→ Exercise requirements
Output the lines that follow exactly as they are.

(Figure record extracts)

>> begin

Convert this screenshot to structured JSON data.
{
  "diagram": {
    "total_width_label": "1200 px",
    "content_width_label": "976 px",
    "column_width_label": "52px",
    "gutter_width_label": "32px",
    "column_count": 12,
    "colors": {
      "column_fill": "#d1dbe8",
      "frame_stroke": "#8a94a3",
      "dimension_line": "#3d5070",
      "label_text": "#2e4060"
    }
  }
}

>> end

→ Full output
Convert this screenshot to structured JSON data.
{
  "diagram": {
    "total_width_label": "1200 px",
    "content_width_label": "976 px",
    "column_width_label": "52px",
    "gutter_width_label": "32px",
    "column_count": 12,
    "colors": {
      "column_fill": "#d1dbe8",
      "frame_stroke": "#8a94a3",
      "dimension_line": "#3d5070",
      "label_text": "#2e4060"
    }
  }
}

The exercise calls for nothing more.